-- Start Given records --
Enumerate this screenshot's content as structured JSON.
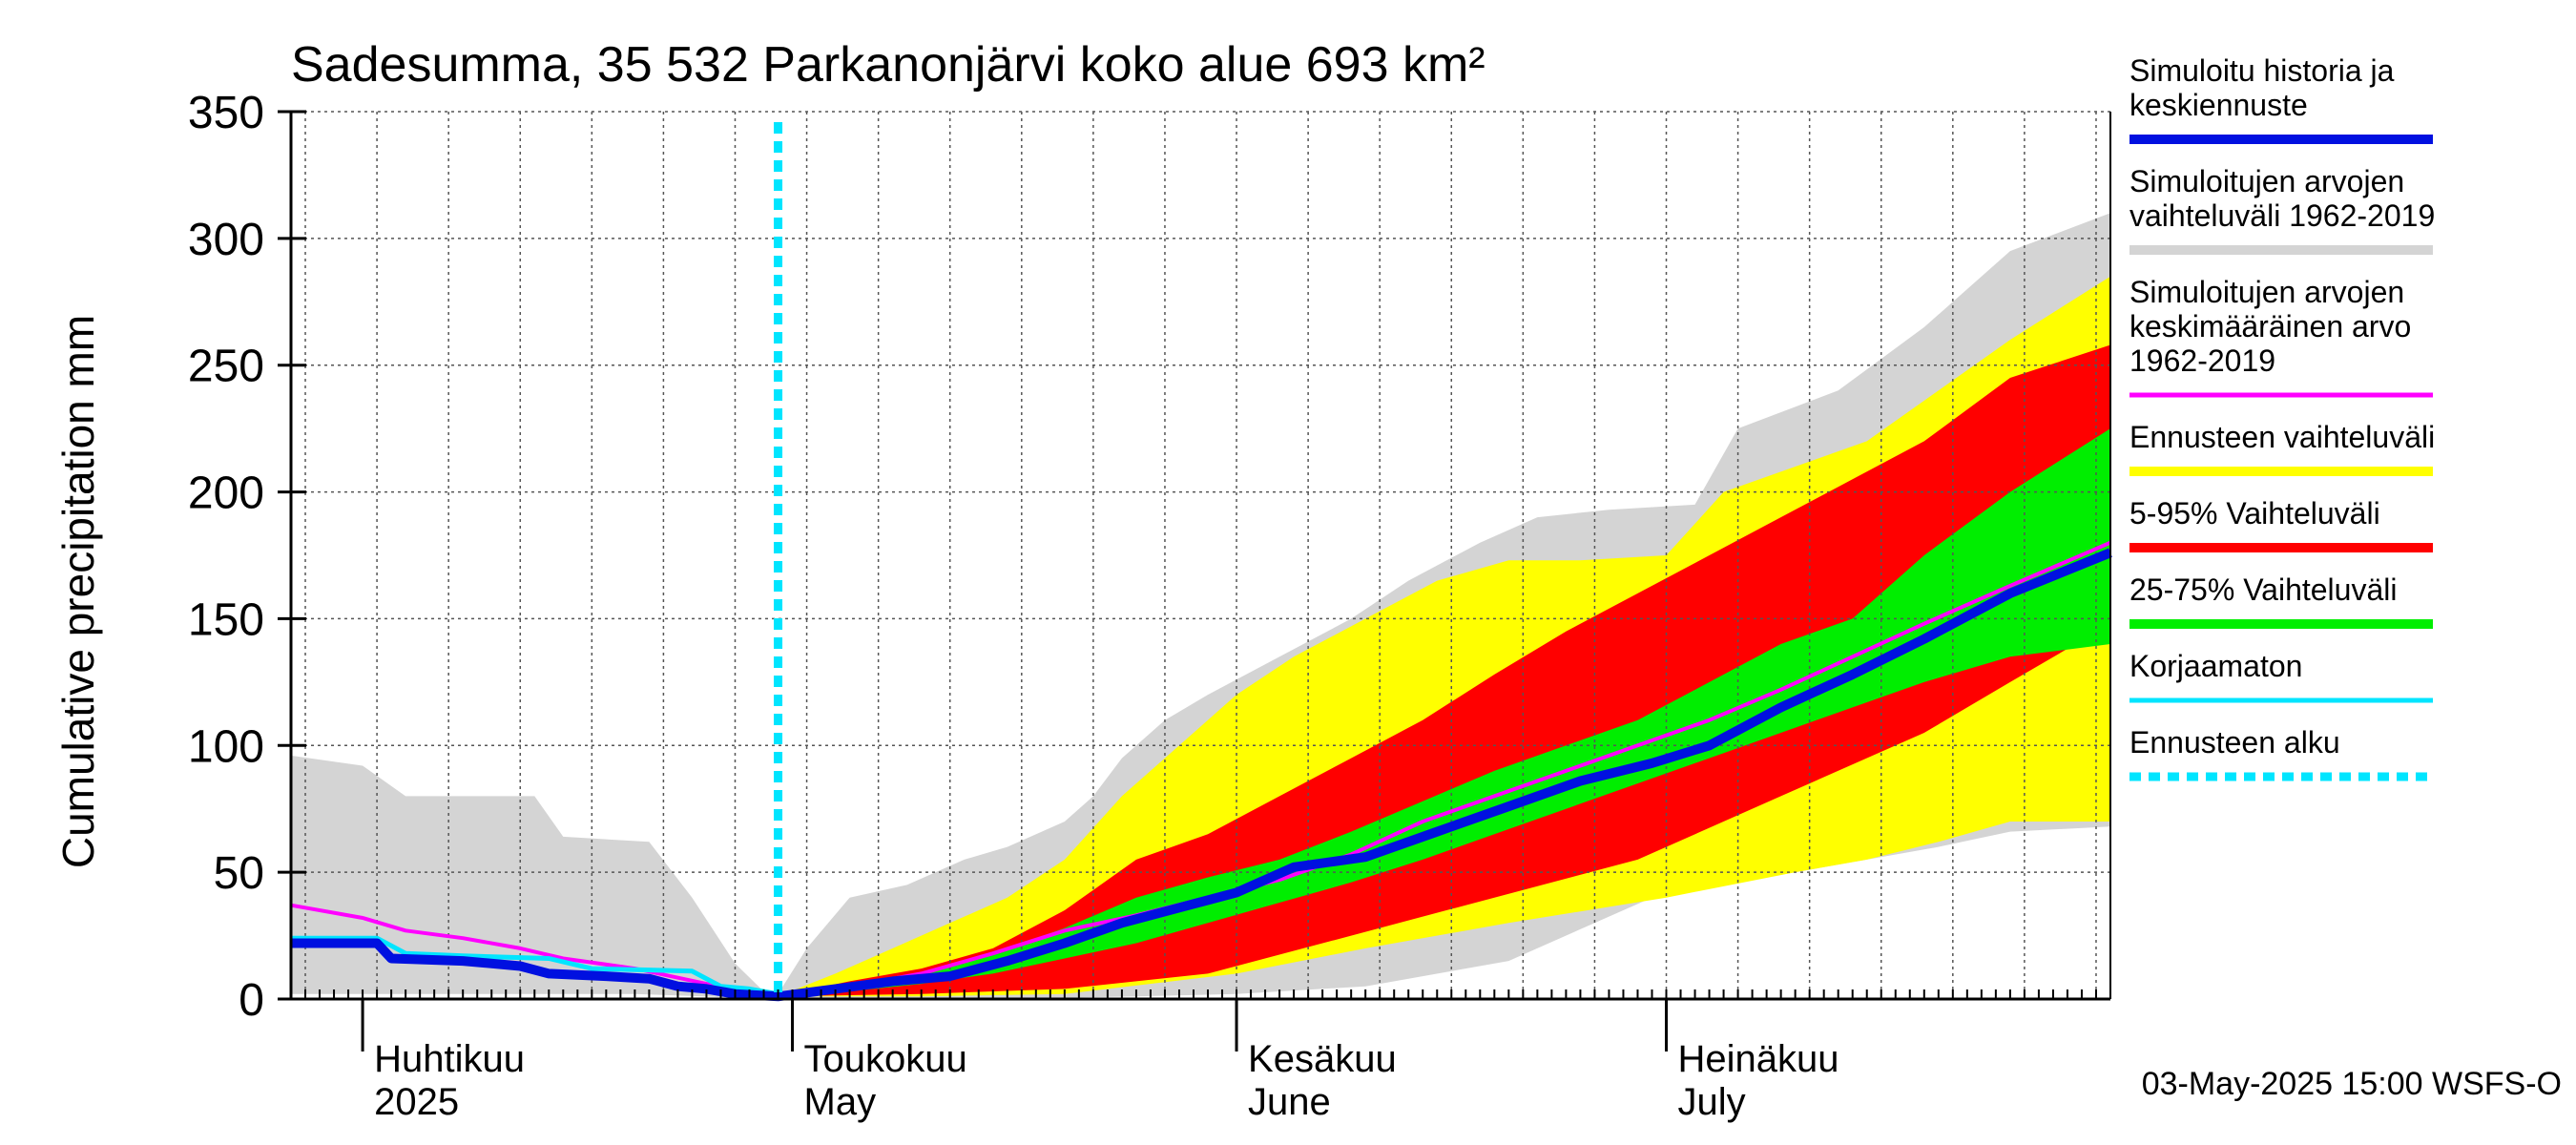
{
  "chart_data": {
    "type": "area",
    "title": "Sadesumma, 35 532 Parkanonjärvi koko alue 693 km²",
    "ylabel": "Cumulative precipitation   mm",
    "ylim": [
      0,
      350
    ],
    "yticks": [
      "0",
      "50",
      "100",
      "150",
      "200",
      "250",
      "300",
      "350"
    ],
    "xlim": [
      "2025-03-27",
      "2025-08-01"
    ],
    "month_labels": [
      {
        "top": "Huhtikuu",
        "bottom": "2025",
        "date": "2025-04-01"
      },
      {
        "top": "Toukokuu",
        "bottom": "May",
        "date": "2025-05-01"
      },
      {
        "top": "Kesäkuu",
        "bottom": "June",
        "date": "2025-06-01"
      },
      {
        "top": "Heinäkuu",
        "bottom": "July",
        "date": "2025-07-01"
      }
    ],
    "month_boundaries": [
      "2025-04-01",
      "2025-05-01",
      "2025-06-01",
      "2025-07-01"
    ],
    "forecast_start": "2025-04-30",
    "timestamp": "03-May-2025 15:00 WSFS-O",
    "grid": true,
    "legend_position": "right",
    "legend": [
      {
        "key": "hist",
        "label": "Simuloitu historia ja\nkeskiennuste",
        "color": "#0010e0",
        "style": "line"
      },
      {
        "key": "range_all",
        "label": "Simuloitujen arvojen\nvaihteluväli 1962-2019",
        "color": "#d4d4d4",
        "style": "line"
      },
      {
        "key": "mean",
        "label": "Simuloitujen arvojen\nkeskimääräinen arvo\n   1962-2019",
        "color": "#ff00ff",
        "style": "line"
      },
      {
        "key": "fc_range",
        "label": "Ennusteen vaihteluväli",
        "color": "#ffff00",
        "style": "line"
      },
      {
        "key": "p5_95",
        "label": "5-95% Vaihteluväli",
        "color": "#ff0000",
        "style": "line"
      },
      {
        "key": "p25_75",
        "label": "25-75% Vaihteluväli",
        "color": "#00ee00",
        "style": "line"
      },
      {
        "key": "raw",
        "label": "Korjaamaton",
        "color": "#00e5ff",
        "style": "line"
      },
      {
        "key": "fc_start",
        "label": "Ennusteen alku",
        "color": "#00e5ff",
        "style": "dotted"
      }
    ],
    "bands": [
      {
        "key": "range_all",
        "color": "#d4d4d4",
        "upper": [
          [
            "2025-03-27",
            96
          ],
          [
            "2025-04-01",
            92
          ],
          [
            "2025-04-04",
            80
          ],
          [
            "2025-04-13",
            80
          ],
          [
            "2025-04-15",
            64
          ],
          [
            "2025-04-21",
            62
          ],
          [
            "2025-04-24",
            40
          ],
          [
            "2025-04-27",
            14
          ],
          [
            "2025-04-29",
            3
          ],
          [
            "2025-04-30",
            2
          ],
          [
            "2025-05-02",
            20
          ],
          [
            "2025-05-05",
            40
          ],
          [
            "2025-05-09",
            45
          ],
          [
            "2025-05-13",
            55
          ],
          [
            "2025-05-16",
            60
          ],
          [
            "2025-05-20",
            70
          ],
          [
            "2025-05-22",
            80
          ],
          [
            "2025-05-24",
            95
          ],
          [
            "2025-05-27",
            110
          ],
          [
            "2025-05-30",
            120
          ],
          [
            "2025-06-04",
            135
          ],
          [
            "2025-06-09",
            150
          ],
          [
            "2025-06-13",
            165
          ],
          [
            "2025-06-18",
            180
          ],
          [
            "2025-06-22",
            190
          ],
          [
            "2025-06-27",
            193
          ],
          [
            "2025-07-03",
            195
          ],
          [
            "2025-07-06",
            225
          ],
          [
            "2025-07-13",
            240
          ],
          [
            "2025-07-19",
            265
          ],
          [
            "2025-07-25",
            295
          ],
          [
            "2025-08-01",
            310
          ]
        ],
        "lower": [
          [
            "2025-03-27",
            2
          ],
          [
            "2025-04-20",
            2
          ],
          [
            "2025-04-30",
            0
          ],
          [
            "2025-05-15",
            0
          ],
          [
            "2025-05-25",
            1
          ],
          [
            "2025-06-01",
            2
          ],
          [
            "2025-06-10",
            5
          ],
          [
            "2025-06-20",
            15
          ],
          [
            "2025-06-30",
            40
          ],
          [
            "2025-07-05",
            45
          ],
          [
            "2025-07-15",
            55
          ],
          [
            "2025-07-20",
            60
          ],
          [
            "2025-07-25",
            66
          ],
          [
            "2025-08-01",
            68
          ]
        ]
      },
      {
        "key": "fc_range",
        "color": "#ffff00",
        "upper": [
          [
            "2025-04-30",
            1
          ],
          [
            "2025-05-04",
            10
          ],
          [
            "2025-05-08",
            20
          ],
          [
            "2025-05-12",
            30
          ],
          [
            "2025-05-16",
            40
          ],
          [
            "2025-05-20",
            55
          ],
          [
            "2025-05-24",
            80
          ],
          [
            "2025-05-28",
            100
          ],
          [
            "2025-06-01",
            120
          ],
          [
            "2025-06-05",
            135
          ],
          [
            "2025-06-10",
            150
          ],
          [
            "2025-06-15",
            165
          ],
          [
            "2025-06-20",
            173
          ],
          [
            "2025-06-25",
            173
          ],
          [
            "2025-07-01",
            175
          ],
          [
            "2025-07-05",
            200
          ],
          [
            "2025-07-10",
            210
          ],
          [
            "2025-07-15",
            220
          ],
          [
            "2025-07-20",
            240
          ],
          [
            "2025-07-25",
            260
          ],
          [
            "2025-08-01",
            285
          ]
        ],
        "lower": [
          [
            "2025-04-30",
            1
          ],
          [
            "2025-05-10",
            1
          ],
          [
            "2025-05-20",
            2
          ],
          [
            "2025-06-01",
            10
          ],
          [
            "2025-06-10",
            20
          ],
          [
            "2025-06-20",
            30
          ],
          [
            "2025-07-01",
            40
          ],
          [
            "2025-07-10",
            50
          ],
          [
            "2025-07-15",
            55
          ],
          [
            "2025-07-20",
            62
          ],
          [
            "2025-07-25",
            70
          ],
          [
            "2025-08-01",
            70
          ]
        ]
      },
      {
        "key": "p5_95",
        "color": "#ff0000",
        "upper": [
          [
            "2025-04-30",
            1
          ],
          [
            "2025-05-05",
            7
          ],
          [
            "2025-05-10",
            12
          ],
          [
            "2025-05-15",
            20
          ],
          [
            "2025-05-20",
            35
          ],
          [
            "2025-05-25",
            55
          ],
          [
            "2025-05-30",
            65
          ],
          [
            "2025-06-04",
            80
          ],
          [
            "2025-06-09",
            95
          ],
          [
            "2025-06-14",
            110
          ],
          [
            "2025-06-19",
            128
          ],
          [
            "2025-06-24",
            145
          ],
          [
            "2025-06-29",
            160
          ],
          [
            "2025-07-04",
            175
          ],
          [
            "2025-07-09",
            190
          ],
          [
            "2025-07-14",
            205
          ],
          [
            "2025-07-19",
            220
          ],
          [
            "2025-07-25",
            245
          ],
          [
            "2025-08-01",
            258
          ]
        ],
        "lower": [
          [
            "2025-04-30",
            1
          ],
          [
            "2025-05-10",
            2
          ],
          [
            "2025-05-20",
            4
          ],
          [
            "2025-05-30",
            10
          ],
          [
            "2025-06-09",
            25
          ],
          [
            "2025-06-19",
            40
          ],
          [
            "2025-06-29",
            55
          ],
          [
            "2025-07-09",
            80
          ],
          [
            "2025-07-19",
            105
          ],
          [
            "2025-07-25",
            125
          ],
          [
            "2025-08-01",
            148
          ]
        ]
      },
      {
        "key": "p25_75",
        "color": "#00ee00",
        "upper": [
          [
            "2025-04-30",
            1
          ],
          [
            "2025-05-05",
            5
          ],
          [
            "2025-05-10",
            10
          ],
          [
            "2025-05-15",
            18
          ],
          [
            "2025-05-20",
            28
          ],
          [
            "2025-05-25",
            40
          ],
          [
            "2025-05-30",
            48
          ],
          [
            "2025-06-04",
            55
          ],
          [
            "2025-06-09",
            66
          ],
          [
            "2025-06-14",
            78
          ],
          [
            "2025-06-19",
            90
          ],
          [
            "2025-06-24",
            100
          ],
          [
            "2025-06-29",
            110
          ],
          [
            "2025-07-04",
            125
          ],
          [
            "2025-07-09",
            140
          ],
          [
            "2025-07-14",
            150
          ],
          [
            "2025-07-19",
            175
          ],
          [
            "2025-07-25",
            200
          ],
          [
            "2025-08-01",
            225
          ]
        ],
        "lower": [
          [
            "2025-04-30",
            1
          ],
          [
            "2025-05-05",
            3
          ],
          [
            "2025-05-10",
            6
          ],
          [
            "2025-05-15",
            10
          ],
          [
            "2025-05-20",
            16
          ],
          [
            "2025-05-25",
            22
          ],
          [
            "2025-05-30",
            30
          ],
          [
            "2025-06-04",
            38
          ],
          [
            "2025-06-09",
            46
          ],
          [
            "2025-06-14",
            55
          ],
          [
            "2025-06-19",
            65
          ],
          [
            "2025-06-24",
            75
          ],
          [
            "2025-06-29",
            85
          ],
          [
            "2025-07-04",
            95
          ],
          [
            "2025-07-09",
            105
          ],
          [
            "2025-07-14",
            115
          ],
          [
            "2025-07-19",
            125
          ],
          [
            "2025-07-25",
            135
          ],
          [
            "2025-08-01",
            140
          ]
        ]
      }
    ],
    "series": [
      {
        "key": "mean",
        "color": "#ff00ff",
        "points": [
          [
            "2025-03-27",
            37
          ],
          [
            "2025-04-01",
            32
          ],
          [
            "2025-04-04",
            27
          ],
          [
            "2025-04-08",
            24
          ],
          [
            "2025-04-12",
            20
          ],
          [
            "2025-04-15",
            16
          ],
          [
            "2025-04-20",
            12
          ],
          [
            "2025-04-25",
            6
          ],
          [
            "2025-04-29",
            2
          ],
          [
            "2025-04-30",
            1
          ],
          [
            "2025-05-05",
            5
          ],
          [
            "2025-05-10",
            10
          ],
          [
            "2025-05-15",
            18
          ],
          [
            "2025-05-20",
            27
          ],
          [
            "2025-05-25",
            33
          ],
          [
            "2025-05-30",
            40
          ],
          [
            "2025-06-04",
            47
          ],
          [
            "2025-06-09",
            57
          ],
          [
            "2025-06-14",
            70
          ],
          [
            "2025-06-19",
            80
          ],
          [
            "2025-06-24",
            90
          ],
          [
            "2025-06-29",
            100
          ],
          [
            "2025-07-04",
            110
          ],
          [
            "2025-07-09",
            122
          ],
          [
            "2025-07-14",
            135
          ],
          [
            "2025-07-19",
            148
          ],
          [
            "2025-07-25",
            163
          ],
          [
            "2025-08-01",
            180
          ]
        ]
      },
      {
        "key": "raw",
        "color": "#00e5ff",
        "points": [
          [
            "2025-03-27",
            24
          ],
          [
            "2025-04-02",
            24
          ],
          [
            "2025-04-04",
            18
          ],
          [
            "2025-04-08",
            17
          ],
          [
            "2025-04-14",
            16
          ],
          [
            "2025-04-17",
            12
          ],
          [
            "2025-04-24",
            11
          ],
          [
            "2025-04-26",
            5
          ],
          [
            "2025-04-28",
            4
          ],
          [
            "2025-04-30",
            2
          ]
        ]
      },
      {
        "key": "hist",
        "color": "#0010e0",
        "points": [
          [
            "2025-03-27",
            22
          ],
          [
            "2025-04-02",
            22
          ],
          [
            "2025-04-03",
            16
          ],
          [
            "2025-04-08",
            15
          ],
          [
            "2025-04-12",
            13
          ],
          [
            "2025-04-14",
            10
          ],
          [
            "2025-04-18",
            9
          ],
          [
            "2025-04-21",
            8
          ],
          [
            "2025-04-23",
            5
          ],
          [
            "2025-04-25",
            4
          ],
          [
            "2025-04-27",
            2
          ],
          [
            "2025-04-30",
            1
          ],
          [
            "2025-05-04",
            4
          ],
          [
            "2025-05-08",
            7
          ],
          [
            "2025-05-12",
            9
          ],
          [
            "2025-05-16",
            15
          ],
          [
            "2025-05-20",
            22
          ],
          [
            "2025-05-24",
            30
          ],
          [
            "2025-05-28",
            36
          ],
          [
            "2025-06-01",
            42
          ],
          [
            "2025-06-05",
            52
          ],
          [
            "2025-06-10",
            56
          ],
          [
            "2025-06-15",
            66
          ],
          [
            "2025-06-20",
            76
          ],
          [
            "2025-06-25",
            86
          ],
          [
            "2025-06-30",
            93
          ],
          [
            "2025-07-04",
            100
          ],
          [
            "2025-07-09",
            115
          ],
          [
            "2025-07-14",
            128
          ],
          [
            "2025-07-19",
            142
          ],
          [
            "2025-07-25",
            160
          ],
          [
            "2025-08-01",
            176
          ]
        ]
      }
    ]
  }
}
-- End Given records --
- **What you should do**: Look for "arvojen" and pull out every line that has it.

- **Answer**:
        "label": "Simuloitujen arvojen\nvaihteluväli 1962-2019",
        "label": "Simuloitujen arvojen\nkeskimääräinen arvo\n   1962-2019",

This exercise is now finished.